§ **Task**
Output all records precisely as written.

━━━━━━━━━━

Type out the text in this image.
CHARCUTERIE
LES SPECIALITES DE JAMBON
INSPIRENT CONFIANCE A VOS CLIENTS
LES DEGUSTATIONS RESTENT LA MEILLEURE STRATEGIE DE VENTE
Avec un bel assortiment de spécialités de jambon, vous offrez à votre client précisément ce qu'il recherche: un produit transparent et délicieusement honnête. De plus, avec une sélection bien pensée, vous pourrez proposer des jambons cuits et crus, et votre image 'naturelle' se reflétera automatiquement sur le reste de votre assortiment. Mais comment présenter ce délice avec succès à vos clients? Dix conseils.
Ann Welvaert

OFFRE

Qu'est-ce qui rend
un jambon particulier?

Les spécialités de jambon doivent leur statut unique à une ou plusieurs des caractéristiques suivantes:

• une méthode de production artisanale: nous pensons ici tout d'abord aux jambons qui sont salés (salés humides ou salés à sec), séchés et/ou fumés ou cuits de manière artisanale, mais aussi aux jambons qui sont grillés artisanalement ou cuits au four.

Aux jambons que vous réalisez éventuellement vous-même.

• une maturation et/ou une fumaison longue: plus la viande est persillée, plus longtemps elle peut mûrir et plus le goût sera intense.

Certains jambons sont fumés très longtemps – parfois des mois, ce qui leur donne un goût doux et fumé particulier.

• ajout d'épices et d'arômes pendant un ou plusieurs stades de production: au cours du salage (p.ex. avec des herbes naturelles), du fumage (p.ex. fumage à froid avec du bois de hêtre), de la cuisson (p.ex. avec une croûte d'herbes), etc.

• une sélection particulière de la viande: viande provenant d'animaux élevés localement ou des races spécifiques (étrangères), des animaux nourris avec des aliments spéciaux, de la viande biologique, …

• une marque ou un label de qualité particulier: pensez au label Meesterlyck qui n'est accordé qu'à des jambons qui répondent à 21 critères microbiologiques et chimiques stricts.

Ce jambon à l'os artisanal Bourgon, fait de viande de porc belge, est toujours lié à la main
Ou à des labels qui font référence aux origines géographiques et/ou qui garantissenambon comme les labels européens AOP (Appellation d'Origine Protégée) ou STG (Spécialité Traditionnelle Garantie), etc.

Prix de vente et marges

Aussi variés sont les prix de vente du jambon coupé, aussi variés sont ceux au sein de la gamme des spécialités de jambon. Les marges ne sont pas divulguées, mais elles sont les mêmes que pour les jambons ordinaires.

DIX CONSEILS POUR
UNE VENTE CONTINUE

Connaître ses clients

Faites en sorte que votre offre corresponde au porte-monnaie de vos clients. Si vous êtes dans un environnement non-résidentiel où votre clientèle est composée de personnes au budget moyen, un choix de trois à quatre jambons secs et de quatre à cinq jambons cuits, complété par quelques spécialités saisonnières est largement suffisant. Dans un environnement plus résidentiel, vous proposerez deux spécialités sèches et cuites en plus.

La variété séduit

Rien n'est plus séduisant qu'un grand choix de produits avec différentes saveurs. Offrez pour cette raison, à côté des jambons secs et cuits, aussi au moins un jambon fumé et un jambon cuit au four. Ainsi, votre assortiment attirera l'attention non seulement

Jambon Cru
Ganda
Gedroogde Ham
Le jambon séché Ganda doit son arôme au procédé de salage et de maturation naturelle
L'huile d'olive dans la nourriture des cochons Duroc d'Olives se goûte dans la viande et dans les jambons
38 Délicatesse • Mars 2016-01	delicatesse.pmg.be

━━━━━━━━━━

§ **Exercise result**
Type out the text in this image.
CHARCUTERIE
LES SPECIALITES DE JAMBON
INSPIRENT CONFIANCE A VOS CLIENTS
LES DEGUSTATIONS RESTENT LA MEILLEURE STRATEGIE DE VENTE
Avec un bel assortiment de spécialités de jambon, vous offrez à votre client précisément ce qu'il recherche: un produit transparent et délicieusement honnête. De plus, avec une sélection bien pensée, vous pourrez proposer des jambons cuits et crus, et votre image 'naturelle' se reflétera automatiquement sur le reste de votre assortiment. Mais comment présenter ce délice avec succès à vos clients? Dix conseils.
Ann Welvaert

OFFRE

Qu'est-ce qui rend
un jambon particulier?

Les spécialités de jambon doivent leur statut unique à une ou plusieurs des caractéristiques suivantes:

• une méthode de production artisanale: nous pensons ici tout d'abord aux jambons qui sont salés (salés humides ou salés à sec), séchés et/ou fumés ou cuits de manière artisanale, mais aussi aux jambons qui sont grillés artisanalement ou cuits au four.

Aux jambons que vous réalisez éventuellement vous-même.

• une maturation et/ou une fumaison longue: plus la viande est persillée, plus longtemps elle peut mûrir et plus le goût sera intense.

Certains jambons sont fumés très longtemps – parfois des mois, ce qui leur donne un goût doux et fumé particulier.

• ajout d'épices et d'arômes pendant un ou plusieurs stades de production: au cours du salage (p.ex. avec des herbes naturelles), du fumage (p.ex. fumage à froid avec du bois de hêtre), de la cuisson (p.ex. avec une croûte d'herbes), etc.

• une sélection particulière de la viande: viande provenant d'animaux élevés localement ou des races spécifiques (étrangères), des animaux nourris avec des aliments spéciaux, de la viande biologique, …

• une marque ou un label de qualité particulier: pensez au label Meesterlyck qui n'est accordé qu'à des jambons qui répondent à 21 critères microbiologiques et chimiques stricts.

Ce jambon à l'os artisanal Bourgon, fait de viande de porc belge, est toujours lié à la main
Ou à des labels qui font référence aux origines géographiques et/ou qui garantissenambon comme les labels européens AOP (Appellation d'Origine Protégée) ou STG (Spécialité Traditionnelle Garantie), etc.

Prix de vente et marges

Aussi variés sont les prix de vente du jambon coupé, aussi variés sont ceux au sein de la gamme des spécialités de jambon. Les marges ne sont pas divulguées, mais elles sont les mêmes que pour les jambons ordinaires.

DIX CONSEILS POUR
UNE VENTE CONTINUE

Connaître ses clients

Faites en sorte que votre offre corresponde au porte-monnaie de vos clients. Si vous êtes dans un environnement non-résidentiel où votre clientèle est composée de personnes au budget moyen, un choix de trois à quatre jambons secs et de quatre à cinq jambons cuits, complété par quelques spécialités saisonnières est largement suffisant. Dans un environnement plus résidentiel, vous proposerez deux spécialités sèches et cuites en plus.

La variété séduit

Rien n'est plus séduisant qu'un grand choix de produits avec différentes saveurs. Offrez pour cette raison, à côté des jambons secs et cuits, aussi au moins un jambon fumé et un jambon cuit au four. Ainsi, votre assortiment attirera l'attention non seulement

Jambon Cru
Ganda
Gedroogde Ham
Le jambon séché Ganda doit son arôme au procédé de salage et de maturation naturelle
L'huile d'olive dans la nourriture des cochons Duroc d'Olives se goûte dans la viande et dans les jambons
38 Délicatesse • Mars 2016-01	delicatesse.pmg.be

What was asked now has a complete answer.